EXTRAIT DU TEXTE:

━━━━━━━━━━

Suite - Les différentes formes d'autorité d'ans l'Eglise
On peut classer ces différentes formes d’autorité au moins de deux manières : selon la source de cette autorité ou selon le but de cette autorité.
Si on considère la source de l’autorité :
1. L’autorité peut être déléguée :
Pour une tâche ou une fonction (ancien, diacre…), l'Eglise va déléguer à une personne une certaine autorité afin qu'elle accomplisse cette tâche ou remplisse efficacement cette fonction. La source de ce type d’autorité repose sur une autorité supérieure. Nous rejoignons ici le modèle hiérarchique évoqué précédemment avec le centenier romain venu demander à Jésus de guérir son serviteur. « Car, moi qui suis soumis à des supérieurs, j'ai des soldats sous mes ordres ; et je dis à l'un : Va ! et il va ; à l'autre : Viens ! et il vient ; et à mon serviteur : Fais cela ! et il le fait (Matthieu 8:9). » Ce centenier est inséré dans une chaîne d’autorité où chacun tire sa légitimité de son supérieur et lui est soumis en même temps qu’il a autorité sur ses subordonnés.
Cette notion de délégation souligne paradoxalement le fait que l’assemblée est le premier relais de l’autorité du Christ.[1] Alors que le livre des actes nous apprend que Paul avait institué des anciens dans chaque Eglise lors de son premier voyage missionnaire (Actes 14:23), qu'il s'agisse de questions de doctrine ou de comportement, l'apôtre ne fait pas appel à eux dans ses lettres. Celles-ci sont d’ailleurs toujours adressées aux Eglises (pour la lettre aux Philippiens les évêques et les diacres sont mentionnés, mais après la salutation à l’ensemble de l’Eglise). L'Eglise de Corinthe connaissait des divisions, de l'immoralité, des procès entre membres, du désordre lors des assemblées, et jamais Paul ne fait appel aux anciens, évêques ou quelque autre responsable pour régler ces choses. La procédure d'excommunication de l’incestueux (1 Corinthiens 5) bien qu’engagée par Paul est ratifiée par l'assemblée. L’apôtre en appelle à un homme sage, non aux anciens pour régler une affaire entre frères. C'est toujours l'Eglise en tant que corps qui est interpellée. Ainsi les chrétiens doivent se reprendre les uns les autres, s'exhorter les uns les autres, se supporter les uns les autres, se pardonner réciproquement. A Philippes, Evodie et Syntyche sont exhortées à se réconcilier et l’apôtre demande à ce sujet l'aide d'une troisième personne dont on ne sait rien des responsabilités. C’est une réalité que l’Eglise doit prendre en compte dans son fonctionnement et son organisation. Cela implique aussi de la part des membres une plus grande responsabilisation. Ils n’ont pas à attendre du pasteur, des anciens la résolution de tous les problèmes. Même individuellement les membres n’ont pas à se défausser sur les responsables pour régler certaines situations dont ils ont connaissance et pour lesquelles la parole les appelle à agir en chrétiens spirituels (Galates 6:1).

━━━━━━━━━━

CONSIGNES À SUIVRE:
1. Pour chacune des affirmations suivantes, indiquez si elle concorde avec l'extrait sur l'autorité dans l'Église, en répondant par oui ou par non et en citant textuellement les mots qui tranchent. (a) Paul avait institué des anciens dans chaque Église lors de son premier voyage missionnaire. (b) Pour régler une affaire entre frères, Paul en appelle aux anciens. (c) Dans la lettre aux Philippiens, les évêques et les diacres sont mentionnés avant la salutation à l'ensemble de l'Église.
2. D'après l'extrait sur l'autorité dans l'Église, par qui la procédure d'excommunication de l'incestueux est-elle ratifiée ?
Les entrées proviennent d'une autre source que l'extrait.

Entrées de données:
━━━━━━━━━━

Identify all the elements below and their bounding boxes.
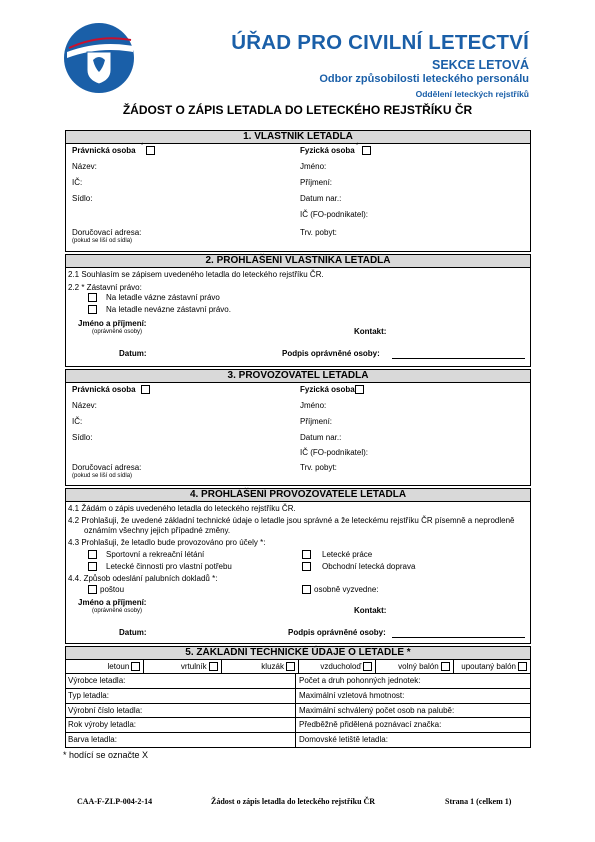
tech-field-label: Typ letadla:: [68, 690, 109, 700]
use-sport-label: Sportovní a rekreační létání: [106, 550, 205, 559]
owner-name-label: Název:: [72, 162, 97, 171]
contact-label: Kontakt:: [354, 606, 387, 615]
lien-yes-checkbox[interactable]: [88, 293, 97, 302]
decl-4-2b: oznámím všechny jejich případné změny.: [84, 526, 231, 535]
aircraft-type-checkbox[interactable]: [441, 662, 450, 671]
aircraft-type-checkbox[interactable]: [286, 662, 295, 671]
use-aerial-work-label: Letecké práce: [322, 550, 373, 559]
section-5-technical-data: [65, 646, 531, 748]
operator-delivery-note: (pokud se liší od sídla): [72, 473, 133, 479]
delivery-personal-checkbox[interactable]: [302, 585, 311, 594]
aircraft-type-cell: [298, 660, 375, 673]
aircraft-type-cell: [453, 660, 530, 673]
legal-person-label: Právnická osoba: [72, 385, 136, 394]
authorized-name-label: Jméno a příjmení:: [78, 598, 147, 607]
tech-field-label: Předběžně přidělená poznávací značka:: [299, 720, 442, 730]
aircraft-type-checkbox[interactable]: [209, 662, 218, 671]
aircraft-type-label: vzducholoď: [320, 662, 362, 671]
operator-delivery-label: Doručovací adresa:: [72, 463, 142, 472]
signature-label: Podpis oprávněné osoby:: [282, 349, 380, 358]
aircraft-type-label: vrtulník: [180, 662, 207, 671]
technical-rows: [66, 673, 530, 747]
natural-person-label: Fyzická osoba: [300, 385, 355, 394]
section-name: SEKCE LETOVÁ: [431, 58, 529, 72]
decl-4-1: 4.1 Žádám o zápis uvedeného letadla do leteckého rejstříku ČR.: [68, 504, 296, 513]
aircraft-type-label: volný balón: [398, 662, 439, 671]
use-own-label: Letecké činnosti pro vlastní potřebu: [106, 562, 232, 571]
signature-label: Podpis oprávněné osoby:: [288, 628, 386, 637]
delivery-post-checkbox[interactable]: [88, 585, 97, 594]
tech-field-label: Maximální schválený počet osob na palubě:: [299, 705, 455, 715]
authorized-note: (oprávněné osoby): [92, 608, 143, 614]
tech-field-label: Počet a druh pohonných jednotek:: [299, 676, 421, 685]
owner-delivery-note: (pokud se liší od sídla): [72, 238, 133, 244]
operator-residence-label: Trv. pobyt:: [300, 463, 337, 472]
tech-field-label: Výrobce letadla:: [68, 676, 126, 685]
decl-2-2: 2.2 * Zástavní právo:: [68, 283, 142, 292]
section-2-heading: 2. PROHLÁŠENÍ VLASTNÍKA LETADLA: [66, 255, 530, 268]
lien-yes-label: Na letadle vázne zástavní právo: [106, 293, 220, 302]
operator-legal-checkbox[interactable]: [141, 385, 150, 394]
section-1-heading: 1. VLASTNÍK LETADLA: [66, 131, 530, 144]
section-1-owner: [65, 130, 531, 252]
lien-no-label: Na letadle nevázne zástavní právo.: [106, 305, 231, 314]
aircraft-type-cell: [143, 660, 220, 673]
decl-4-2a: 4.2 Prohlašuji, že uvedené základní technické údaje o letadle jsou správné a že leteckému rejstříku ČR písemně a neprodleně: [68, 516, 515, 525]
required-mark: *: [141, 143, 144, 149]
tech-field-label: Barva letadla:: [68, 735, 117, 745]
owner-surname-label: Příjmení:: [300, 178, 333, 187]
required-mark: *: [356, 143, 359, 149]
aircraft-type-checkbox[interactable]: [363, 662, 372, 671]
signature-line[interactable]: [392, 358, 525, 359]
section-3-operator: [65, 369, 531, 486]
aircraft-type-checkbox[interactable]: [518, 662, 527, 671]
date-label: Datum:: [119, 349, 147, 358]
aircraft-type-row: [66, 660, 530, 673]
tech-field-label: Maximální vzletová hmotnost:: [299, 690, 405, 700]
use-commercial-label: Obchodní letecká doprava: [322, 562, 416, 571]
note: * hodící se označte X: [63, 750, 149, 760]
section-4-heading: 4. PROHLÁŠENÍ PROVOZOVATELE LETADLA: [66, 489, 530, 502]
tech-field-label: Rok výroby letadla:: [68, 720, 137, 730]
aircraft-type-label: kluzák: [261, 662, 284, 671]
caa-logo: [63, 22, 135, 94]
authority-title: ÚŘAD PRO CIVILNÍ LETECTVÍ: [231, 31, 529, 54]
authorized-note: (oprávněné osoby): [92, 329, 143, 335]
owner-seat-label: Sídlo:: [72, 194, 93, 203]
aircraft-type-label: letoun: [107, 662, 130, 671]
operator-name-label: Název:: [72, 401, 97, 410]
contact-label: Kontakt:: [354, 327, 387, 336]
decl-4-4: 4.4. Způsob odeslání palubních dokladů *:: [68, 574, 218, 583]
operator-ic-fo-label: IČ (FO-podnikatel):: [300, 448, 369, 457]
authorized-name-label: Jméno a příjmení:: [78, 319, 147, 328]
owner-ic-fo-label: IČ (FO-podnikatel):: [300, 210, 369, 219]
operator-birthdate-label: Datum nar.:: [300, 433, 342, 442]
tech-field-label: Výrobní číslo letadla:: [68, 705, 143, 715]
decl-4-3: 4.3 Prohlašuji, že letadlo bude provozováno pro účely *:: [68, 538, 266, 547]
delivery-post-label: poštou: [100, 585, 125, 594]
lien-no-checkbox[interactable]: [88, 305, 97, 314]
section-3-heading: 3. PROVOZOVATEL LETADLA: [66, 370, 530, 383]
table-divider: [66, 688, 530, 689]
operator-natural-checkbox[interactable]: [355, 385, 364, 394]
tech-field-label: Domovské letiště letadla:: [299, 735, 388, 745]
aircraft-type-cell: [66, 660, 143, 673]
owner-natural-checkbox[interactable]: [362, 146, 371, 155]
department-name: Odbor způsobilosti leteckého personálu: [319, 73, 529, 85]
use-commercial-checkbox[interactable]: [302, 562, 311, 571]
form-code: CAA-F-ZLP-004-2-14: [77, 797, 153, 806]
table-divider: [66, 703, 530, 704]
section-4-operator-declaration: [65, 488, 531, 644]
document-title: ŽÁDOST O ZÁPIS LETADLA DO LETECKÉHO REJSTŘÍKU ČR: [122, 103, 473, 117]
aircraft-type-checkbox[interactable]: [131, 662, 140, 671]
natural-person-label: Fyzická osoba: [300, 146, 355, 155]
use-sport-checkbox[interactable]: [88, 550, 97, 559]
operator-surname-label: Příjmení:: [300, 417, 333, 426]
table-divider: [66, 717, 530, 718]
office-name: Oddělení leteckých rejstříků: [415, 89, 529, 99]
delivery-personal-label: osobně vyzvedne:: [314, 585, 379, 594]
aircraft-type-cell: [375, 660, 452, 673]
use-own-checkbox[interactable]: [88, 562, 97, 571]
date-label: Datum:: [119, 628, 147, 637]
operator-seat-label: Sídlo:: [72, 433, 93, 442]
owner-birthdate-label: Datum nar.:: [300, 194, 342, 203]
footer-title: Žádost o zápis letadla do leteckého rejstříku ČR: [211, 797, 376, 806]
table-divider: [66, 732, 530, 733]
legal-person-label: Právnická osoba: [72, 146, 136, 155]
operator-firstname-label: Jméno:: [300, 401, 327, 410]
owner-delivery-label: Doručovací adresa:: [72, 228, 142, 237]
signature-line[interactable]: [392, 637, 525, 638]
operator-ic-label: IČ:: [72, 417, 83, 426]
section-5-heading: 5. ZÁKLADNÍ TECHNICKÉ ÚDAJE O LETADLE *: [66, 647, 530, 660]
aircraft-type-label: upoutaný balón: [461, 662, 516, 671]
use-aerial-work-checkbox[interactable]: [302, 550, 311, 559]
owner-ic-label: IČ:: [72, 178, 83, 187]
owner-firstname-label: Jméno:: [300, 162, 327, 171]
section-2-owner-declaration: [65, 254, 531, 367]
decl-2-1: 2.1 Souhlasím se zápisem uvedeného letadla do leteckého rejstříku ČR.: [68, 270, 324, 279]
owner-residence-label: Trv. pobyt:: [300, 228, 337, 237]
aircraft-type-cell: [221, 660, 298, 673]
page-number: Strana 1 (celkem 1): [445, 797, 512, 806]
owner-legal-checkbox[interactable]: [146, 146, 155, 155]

━━━━━━━━━━

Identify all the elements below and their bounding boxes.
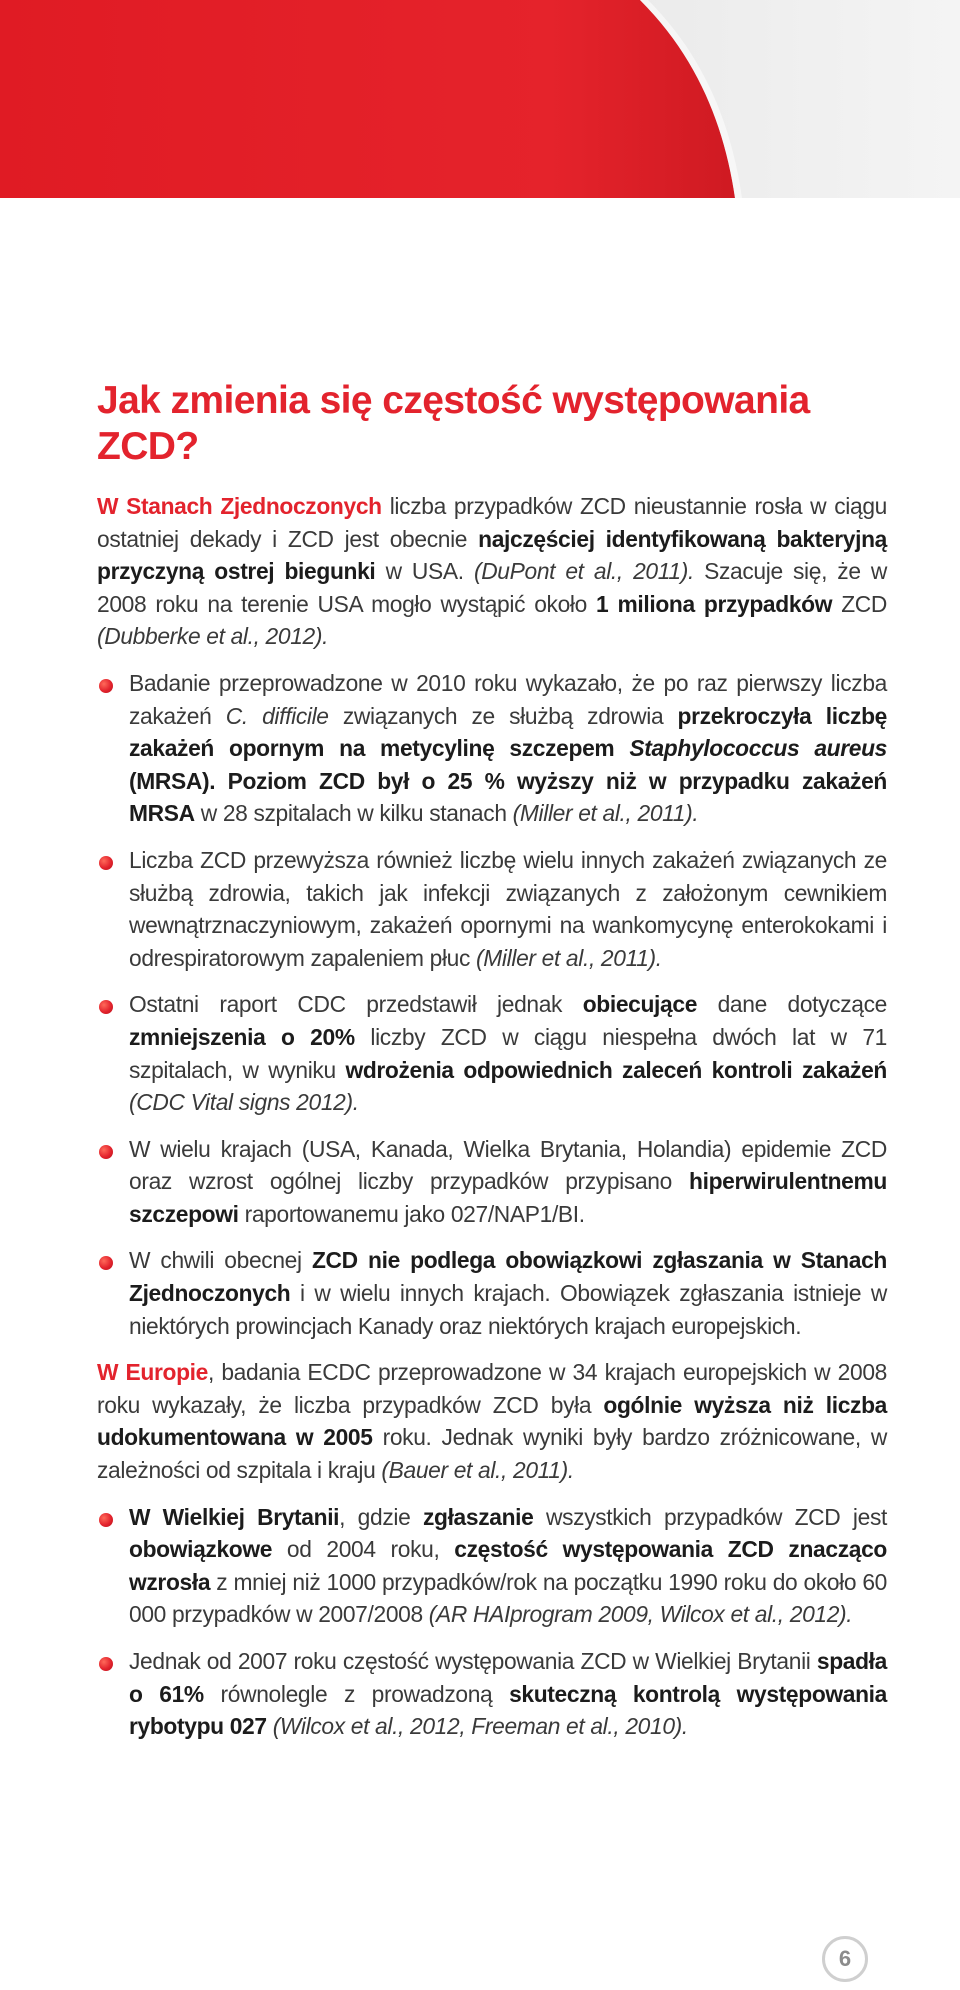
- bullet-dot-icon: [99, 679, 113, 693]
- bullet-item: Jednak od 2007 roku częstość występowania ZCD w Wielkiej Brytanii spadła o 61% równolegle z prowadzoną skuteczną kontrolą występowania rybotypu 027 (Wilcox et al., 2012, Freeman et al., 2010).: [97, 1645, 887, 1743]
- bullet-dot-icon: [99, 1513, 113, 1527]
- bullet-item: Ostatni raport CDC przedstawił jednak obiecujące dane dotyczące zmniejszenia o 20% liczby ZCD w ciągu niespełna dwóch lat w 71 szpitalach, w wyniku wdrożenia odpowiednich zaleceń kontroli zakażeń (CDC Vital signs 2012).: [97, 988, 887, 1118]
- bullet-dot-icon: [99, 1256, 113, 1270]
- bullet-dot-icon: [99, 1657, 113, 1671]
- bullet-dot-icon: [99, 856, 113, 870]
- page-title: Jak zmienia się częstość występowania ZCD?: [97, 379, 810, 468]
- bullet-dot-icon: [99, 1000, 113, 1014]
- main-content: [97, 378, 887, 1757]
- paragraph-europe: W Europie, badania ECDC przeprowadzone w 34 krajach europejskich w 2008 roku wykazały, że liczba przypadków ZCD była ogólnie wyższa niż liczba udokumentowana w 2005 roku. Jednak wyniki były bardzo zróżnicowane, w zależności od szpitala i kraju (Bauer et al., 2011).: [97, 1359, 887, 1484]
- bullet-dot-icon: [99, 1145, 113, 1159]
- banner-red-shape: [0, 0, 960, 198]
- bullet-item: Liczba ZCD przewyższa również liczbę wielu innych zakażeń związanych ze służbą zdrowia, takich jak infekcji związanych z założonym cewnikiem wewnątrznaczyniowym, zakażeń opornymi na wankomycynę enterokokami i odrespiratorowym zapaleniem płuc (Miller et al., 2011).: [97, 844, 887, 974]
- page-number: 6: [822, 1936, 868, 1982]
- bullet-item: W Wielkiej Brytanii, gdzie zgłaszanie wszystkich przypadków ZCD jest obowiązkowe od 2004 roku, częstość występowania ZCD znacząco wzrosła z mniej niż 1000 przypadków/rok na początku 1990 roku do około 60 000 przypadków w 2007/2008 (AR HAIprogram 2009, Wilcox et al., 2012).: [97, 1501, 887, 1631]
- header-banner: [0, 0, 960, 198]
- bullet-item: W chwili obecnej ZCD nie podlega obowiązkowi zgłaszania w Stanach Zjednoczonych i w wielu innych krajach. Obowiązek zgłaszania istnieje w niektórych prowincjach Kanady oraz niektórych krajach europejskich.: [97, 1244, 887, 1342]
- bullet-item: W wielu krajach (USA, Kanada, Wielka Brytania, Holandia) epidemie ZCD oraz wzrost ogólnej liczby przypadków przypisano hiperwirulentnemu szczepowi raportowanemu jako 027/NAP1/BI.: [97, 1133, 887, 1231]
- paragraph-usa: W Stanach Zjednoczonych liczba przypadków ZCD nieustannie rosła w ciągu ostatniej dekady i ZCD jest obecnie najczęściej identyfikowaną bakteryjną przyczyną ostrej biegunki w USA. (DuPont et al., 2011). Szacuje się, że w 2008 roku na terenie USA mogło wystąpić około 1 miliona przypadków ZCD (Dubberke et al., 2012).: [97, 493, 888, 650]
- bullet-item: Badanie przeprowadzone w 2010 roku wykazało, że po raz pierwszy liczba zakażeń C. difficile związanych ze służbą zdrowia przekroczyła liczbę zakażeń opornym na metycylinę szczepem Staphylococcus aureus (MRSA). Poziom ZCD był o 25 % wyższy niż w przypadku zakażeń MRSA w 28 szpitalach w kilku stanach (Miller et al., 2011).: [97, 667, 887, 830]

━━━━━━━━━━

CORRIGÉ DES CONSIGNES:
1.
(a) Oui : « Paul avait institué des anciens dans chaque Eglise lors de son premier voyage missionnaire ».
(b) Non : « L’apôtre en appelle à un homme sage, non aux anciens pour régler une affaire entre frères. »
(c) Non : « mais après la salutation à l’ensemble de l’Eglise ».

2. Par l'assemblée.